_SET TASK:_
Where a line contains the word "information", copy that line.

_EXERCISE INPUTS:_
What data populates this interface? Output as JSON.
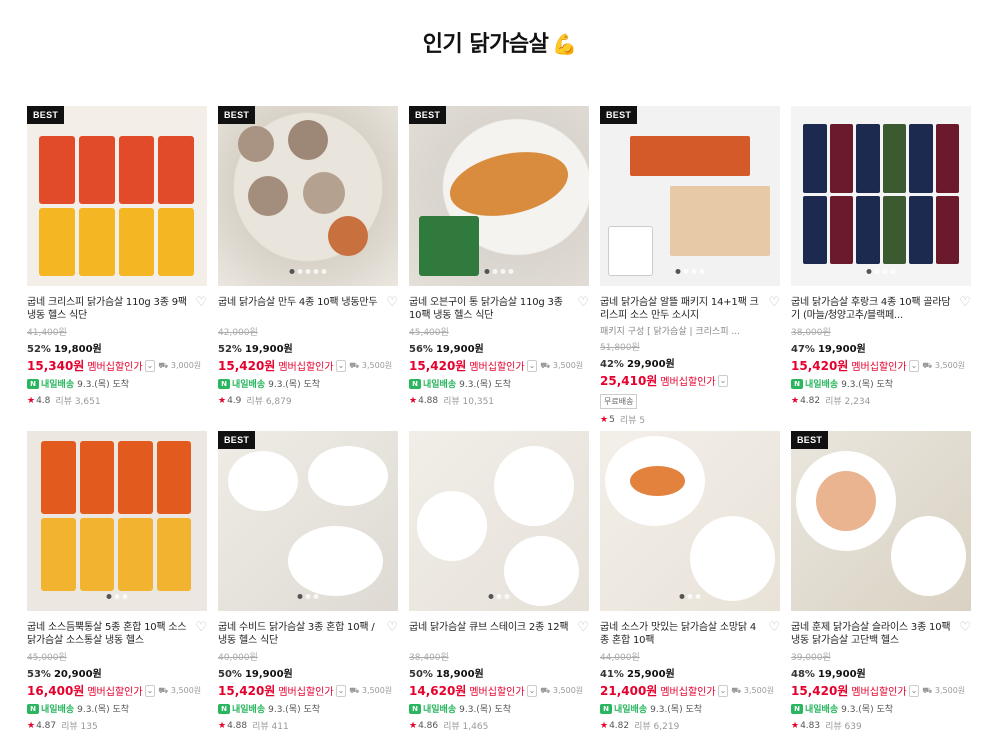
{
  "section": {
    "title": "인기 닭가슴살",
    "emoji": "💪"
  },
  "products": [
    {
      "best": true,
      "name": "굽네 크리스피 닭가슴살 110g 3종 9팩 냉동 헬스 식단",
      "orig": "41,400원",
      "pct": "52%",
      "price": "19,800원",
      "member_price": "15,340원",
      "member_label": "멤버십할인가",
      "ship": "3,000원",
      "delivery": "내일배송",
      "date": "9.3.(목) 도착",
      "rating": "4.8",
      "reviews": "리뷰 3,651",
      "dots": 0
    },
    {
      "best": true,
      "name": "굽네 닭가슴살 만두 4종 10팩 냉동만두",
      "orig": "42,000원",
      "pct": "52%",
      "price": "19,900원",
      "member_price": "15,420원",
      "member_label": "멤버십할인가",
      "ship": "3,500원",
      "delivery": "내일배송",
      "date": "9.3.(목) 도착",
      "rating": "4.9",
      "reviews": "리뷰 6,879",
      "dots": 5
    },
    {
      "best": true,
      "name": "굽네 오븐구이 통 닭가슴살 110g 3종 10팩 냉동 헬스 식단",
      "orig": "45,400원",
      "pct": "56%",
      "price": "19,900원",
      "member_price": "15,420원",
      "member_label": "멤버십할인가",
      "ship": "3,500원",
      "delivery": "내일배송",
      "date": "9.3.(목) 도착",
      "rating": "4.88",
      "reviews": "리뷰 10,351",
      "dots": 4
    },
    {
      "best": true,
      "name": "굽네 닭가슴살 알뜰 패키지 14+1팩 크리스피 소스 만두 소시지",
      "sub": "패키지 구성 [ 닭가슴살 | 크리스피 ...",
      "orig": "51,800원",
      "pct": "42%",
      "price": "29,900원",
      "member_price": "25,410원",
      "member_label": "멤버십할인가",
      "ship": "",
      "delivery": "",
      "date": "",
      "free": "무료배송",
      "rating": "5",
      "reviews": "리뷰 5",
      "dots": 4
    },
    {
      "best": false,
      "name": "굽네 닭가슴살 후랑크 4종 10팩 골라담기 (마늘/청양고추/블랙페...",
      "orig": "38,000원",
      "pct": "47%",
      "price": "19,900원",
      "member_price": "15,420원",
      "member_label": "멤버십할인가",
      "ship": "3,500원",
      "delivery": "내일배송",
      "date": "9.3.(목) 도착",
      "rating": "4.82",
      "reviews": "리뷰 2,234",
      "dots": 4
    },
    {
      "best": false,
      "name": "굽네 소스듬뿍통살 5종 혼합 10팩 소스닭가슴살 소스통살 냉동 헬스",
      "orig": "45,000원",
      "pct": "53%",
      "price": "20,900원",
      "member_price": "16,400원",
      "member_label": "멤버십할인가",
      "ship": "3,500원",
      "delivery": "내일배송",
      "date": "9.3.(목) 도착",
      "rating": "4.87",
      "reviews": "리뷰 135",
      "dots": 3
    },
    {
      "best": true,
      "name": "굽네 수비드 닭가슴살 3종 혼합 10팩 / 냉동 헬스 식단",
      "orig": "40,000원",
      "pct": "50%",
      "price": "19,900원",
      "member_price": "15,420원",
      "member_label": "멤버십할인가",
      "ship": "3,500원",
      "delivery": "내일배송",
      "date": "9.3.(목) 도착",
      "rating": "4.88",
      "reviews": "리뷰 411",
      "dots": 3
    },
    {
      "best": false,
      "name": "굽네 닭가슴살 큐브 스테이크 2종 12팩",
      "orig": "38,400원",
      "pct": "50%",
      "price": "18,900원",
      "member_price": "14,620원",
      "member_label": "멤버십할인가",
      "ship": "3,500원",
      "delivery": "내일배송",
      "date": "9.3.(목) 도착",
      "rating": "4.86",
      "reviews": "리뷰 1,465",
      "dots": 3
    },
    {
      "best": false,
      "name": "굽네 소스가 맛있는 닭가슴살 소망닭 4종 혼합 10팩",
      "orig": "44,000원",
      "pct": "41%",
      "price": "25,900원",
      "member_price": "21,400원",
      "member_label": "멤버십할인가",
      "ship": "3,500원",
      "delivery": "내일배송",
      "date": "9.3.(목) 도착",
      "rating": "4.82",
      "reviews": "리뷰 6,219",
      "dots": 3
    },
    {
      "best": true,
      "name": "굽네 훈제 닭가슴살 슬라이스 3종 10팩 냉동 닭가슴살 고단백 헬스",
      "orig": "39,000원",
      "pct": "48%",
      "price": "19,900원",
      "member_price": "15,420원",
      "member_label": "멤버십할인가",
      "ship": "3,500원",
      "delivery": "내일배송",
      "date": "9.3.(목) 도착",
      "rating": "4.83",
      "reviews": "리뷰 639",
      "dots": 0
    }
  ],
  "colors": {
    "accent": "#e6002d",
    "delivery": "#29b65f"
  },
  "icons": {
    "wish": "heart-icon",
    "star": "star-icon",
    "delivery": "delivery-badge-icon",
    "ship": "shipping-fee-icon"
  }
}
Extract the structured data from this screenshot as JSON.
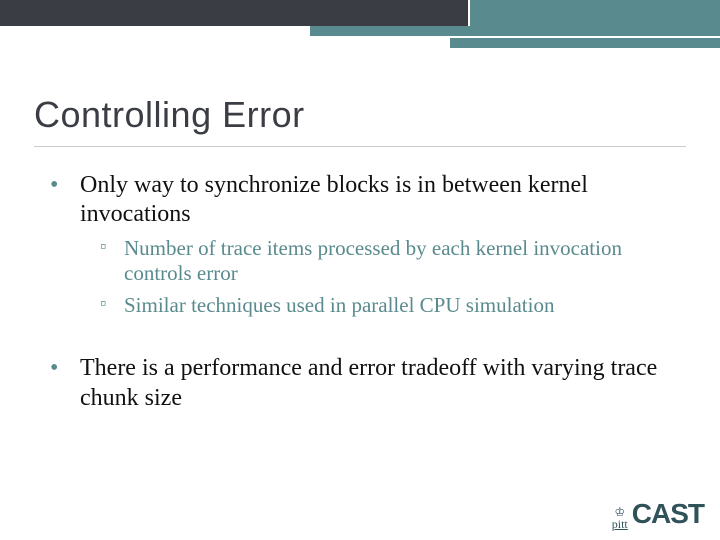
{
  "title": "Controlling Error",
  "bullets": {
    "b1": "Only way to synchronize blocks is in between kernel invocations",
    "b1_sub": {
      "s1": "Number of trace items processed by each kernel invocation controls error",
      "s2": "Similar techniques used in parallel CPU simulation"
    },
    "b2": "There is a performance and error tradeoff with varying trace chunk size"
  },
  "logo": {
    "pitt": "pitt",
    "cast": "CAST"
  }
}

--

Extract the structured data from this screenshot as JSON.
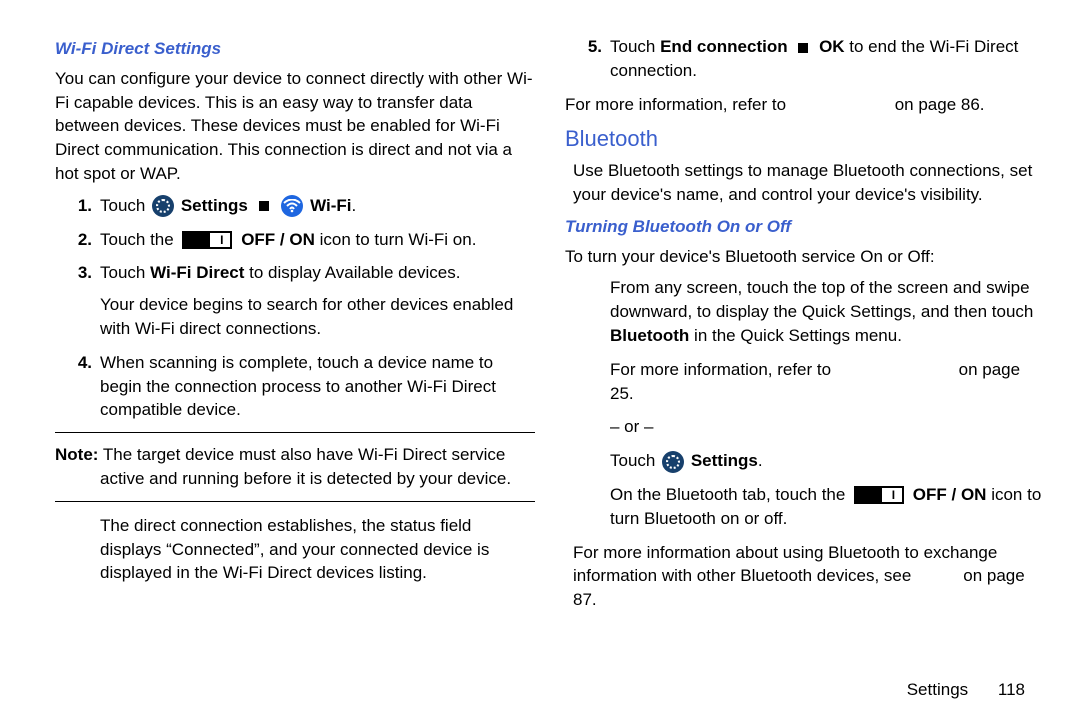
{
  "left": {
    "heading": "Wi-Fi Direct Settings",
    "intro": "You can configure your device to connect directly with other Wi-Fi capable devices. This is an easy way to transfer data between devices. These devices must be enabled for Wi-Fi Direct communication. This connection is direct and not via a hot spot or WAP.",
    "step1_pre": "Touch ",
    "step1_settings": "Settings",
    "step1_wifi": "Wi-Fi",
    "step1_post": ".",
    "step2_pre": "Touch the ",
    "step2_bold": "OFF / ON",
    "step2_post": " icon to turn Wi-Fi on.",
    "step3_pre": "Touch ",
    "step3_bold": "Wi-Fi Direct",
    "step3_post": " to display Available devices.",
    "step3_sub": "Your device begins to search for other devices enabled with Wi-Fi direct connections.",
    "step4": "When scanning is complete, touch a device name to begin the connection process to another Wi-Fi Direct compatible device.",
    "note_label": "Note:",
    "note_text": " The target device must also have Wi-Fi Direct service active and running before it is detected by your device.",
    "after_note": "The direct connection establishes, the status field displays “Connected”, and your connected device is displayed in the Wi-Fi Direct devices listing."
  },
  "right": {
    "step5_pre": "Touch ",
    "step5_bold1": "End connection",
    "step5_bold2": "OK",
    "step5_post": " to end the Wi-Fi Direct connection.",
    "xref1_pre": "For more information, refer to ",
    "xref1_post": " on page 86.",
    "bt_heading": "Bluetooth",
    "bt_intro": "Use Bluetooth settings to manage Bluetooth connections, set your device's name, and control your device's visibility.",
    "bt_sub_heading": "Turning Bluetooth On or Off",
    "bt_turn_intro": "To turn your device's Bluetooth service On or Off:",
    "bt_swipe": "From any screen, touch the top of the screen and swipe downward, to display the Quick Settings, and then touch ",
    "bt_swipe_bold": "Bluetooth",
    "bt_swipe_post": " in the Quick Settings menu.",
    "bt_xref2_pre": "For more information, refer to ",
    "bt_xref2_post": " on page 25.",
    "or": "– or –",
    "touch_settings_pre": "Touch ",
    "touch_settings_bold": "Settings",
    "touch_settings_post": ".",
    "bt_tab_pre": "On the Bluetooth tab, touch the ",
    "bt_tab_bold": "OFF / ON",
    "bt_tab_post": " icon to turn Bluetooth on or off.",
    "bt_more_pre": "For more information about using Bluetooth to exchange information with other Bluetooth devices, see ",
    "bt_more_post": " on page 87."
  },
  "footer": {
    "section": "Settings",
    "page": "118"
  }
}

==

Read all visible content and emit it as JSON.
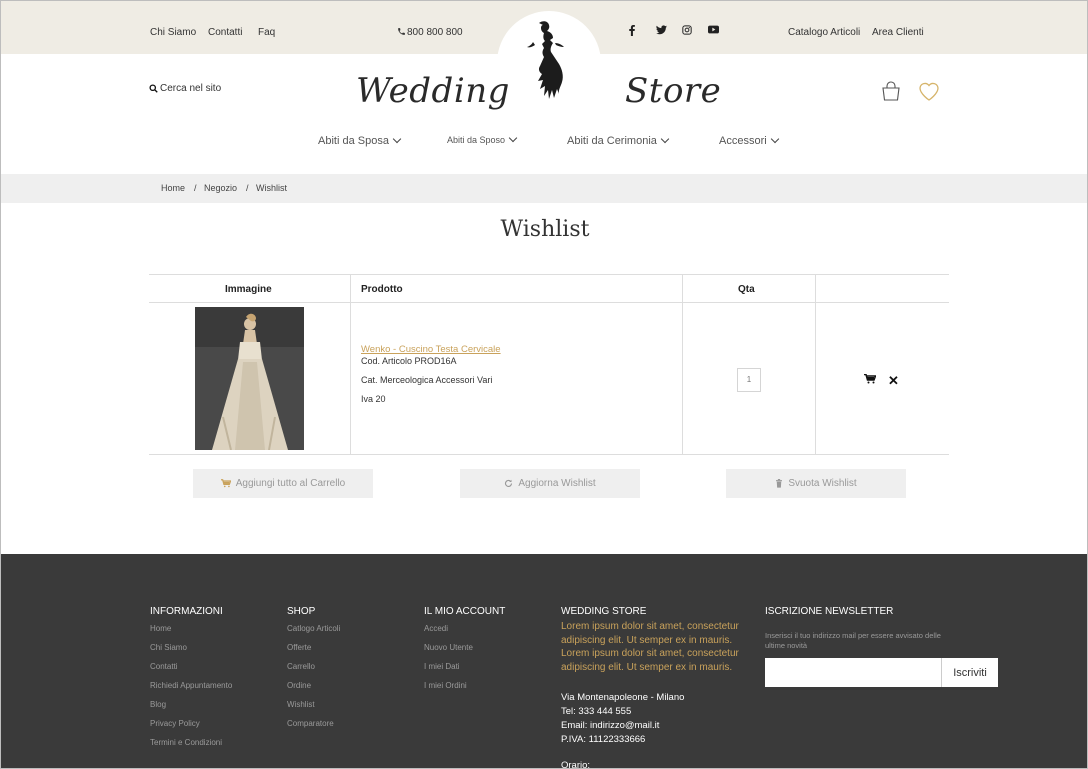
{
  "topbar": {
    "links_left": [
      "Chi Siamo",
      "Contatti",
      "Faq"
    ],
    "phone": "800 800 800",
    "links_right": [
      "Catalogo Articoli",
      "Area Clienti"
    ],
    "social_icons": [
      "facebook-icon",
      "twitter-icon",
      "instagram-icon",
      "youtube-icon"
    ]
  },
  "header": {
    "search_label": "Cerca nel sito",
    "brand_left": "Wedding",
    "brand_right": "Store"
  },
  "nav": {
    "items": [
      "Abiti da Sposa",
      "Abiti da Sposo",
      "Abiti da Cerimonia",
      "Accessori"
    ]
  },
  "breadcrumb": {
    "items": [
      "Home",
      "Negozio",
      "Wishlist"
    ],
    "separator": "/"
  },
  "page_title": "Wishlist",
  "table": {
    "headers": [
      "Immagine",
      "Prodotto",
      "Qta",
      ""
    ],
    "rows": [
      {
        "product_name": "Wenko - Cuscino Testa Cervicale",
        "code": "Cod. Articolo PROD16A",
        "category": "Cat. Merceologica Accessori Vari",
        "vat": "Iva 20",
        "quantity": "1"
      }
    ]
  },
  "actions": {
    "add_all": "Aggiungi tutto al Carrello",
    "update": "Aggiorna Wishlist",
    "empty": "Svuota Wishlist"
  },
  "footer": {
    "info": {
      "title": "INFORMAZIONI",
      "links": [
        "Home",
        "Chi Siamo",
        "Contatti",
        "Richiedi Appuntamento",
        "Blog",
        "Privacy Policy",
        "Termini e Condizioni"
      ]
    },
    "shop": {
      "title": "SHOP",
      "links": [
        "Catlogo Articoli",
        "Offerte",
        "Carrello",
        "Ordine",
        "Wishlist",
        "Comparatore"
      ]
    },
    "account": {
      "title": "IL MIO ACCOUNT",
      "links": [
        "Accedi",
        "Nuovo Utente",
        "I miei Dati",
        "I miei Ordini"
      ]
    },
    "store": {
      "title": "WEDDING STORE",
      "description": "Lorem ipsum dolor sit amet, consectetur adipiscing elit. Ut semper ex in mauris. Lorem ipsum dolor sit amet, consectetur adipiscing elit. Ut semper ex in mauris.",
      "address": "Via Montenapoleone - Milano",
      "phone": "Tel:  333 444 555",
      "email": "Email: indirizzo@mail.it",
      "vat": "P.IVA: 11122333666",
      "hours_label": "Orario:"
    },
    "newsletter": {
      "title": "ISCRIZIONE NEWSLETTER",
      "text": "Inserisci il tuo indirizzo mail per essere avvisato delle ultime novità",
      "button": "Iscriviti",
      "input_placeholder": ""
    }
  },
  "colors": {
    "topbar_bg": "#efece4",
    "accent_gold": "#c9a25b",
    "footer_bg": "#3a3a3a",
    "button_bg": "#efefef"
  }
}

_PROBLEM SOLUTION:_
    "xref1_pre": "For more information, refer to ",
    "bt_xref2_pre": "For more information, refer to ",
    "bt_more_pre": "For more information about using Bluetooth to exchange information with other Bluetooth devices, see ",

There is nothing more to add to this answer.